Instruction: Search the listing below for "бытия". Copy each matching line.

Stored records:
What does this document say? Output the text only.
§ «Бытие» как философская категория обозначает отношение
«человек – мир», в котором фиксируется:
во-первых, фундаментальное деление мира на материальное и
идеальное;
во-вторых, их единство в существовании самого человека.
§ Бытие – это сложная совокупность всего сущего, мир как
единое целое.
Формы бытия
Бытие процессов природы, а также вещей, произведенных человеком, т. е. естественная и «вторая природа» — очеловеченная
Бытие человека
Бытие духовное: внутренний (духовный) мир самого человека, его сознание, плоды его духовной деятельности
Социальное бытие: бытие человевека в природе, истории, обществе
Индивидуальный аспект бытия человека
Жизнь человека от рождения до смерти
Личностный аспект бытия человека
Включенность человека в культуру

Output for this exercise:
Формы бытия
Индивидуальный аспект бытия человека
Личностный аспект бытия человека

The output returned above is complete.